## Stored data
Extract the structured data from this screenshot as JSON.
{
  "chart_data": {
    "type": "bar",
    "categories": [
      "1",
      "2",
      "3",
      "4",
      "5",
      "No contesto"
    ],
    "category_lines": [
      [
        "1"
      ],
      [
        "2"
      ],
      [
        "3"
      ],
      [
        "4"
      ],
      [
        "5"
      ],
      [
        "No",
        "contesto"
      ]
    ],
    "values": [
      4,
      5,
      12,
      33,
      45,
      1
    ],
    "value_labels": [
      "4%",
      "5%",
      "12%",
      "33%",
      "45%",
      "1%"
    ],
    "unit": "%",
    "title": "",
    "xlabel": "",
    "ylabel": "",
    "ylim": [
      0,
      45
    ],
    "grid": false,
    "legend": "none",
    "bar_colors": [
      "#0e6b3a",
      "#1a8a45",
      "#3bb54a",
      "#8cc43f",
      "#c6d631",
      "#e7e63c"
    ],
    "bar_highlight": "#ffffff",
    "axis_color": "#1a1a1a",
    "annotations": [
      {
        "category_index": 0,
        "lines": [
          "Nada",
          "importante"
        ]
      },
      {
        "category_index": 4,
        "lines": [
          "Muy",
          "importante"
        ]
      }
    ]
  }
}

* * *

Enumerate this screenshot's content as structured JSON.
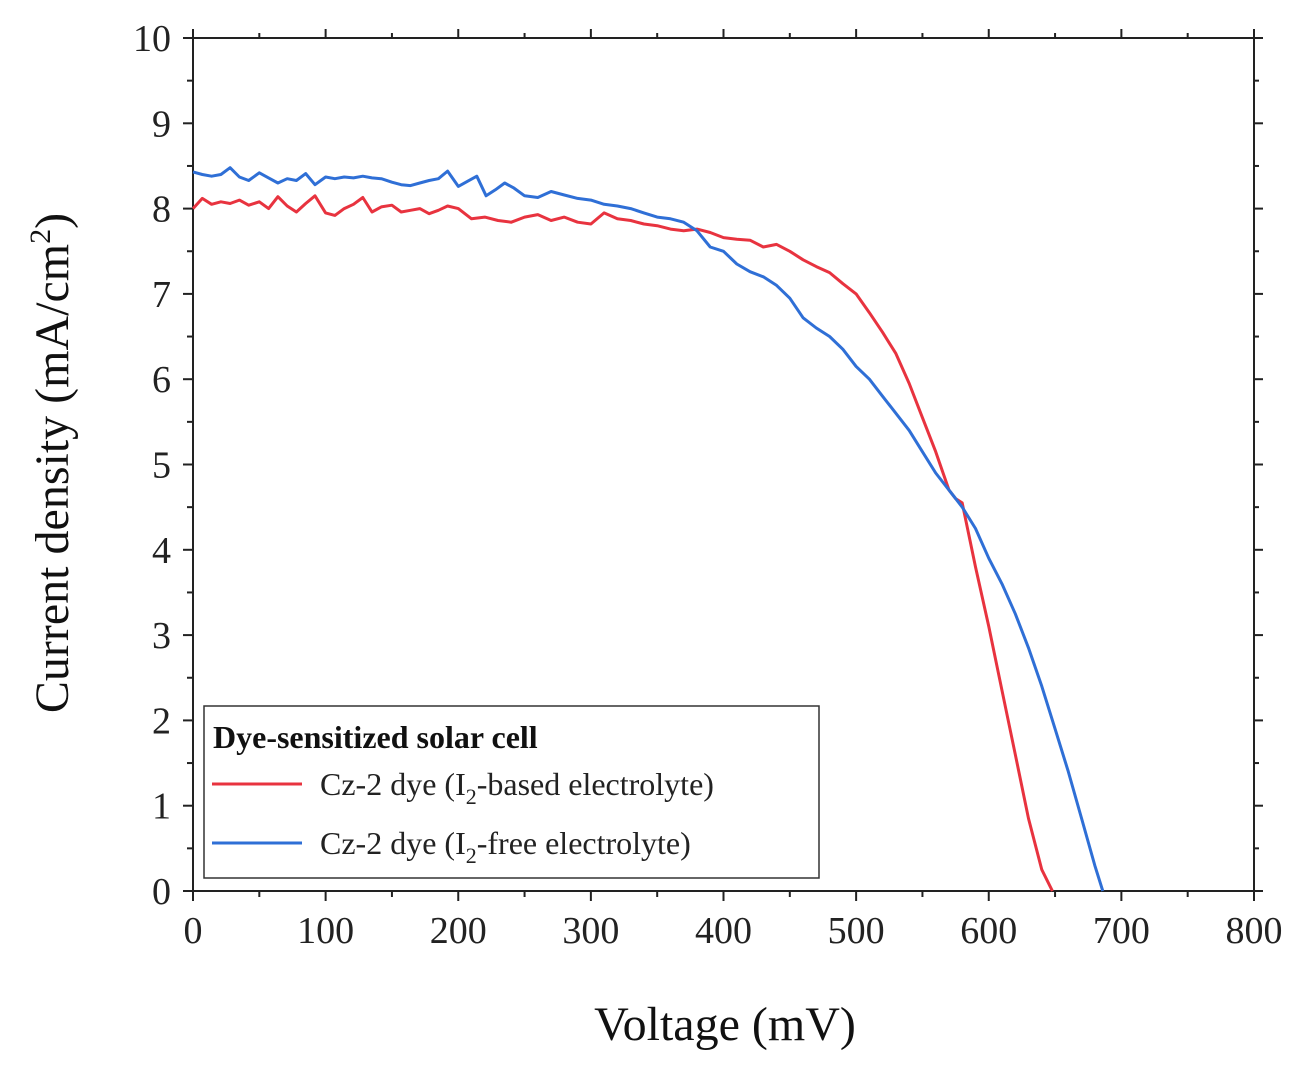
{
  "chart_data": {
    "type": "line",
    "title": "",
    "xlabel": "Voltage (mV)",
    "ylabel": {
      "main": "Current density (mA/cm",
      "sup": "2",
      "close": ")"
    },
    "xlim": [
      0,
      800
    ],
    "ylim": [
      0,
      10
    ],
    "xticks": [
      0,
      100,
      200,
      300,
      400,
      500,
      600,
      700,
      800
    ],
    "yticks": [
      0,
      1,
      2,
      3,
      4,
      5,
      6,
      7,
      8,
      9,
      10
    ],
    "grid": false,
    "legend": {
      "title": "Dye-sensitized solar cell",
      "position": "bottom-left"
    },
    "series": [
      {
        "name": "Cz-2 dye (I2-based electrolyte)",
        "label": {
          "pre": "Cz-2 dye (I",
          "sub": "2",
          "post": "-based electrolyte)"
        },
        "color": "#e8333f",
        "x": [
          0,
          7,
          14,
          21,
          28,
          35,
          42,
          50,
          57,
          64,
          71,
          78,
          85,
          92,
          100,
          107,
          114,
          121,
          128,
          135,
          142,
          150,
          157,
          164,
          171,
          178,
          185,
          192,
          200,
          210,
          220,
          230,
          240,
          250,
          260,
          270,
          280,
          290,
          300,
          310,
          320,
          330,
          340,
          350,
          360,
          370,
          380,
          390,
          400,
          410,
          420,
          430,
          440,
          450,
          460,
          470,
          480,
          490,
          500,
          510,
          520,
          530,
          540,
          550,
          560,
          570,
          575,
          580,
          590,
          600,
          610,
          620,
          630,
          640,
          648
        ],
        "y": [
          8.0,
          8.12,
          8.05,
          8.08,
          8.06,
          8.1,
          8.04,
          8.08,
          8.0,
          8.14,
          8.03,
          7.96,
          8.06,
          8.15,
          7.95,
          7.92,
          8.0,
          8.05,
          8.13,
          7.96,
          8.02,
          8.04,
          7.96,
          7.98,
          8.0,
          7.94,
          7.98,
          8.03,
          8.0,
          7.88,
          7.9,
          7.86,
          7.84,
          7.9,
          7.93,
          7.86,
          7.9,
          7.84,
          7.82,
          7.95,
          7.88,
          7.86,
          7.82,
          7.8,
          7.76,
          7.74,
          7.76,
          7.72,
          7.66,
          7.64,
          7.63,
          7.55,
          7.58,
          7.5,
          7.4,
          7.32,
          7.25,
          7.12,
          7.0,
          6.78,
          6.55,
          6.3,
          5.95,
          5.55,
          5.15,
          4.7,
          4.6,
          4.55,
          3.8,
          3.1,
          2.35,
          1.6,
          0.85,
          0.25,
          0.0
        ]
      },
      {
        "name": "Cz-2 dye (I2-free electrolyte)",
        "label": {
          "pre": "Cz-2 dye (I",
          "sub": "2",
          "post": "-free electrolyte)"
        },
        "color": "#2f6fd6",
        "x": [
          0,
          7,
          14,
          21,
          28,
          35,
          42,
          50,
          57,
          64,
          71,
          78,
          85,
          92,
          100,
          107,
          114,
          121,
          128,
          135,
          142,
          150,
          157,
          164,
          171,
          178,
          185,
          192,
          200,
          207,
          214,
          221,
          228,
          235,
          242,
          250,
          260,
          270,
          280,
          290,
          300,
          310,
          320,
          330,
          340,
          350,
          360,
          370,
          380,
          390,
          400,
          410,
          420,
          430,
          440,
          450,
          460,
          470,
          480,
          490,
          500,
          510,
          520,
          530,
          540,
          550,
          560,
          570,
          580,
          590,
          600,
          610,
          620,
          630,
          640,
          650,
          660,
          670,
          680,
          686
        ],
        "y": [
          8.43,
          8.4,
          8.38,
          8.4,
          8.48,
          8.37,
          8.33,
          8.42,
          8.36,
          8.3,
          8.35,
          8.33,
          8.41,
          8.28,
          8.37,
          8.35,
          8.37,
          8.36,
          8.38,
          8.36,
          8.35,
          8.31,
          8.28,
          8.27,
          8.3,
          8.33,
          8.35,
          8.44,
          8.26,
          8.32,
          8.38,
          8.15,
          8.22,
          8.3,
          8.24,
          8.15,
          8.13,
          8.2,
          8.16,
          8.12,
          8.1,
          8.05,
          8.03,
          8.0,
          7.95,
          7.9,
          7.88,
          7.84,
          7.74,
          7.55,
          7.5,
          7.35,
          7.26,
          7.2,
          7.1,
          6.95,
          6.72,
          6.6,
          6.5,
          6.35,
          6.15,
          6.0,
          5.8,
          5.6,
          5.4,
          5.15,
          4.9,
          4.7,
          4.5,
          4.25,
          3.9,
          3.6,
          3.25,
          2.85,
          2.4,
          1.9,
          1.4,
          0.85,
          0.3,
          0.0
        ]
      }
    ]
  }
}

* * *

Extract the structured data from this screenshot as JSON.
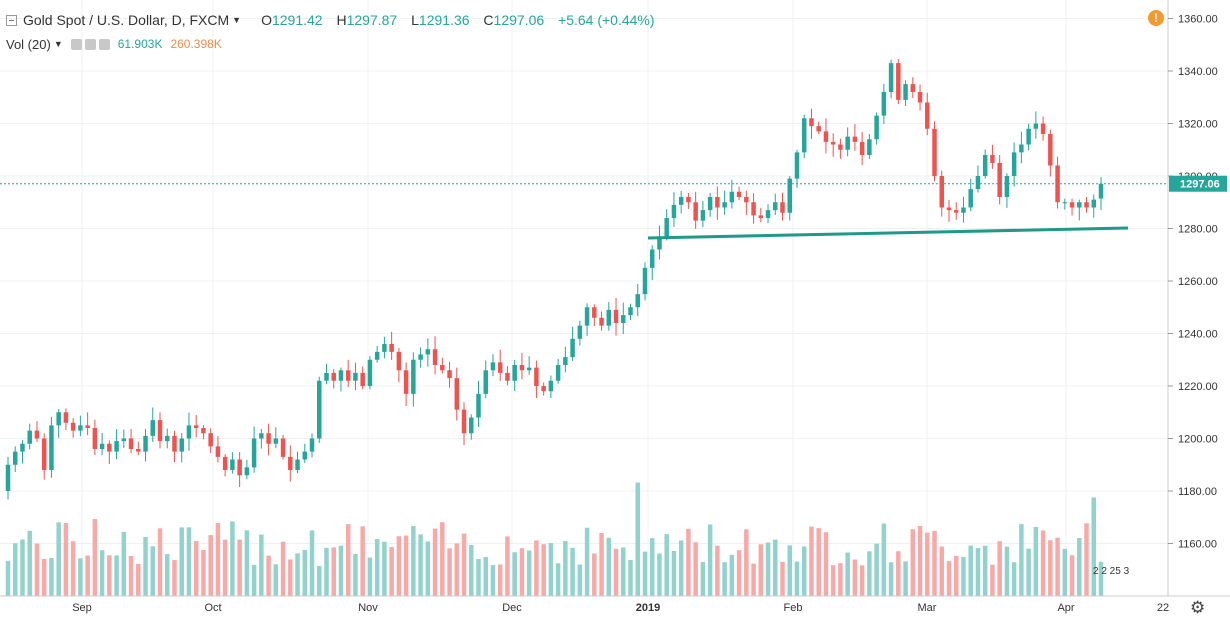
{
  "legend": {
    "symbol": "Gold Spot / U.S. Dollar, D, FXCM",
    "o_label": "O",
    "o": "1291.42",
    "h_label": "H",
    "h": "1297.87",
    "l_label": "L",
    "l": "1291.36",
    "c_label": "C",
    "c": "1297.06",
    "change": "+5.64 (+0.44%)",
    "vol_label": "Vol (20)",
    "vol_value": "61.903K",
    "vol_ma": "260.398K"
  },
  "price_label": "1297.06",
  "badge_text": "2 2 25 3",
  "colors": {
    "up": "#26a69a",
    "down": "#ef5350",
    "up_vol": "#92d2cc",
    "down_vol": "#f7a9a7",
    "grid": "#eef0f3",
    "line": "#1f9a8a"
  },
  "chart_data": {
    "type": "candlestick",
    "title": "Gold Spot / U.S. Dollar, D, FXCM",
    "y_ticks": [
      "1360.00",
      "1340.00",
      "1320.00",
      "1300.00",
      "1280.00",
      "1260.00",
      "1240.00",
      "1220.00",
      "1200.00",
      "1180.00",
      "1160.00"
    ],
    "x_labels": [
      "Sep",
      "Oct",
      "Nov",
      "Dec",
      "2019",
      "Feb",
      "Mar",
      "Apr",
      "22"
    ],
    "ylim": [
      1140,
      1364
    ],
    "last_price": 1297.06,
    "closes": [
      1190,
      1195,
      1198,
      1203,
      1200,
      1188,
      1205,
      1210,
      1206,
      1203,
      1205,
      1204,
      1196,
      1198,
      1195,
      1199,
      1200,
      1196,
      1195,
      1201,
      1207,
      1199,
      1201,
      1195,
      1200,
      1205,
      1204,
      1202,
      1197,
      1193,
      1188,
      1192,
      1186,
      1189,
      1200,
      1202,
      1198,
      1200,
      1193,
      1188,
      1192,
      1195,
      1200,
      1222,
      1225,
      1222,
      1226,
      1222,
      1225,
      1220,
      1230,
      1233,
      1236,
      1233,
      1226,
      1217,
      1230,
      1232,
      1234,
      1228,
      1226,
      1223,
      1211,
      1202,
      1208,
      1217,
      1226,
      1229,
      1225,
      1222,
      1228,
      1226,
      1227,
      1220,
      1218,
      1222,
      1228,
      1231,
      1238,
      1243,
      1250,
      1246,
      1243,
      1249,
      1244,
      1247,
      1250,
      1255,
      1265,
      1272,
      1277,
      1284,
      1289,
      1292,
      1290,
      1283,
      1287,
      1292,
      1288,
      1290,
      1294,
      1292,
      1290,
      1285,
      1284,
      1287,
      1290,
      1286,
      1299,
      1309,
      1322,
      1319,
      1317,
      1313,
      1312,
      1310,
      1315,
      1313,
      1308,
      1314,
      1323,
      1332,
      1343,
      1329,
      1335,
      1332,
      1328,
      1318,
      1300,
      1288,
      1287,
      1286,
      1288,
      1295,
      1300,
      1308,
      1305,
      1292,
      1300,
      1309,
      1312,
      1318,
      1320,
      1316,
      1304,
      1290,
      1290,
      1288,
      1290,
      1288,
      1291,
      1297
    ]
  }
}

## Given instruction
Gather and return every line that holds the string "Dollar".

## Problem solution
    "symbol": "Gold Spot / U.S. Dollar, D, FXCM",
    "title": "Gold Spot / U.S. Dollar, D, FXCM",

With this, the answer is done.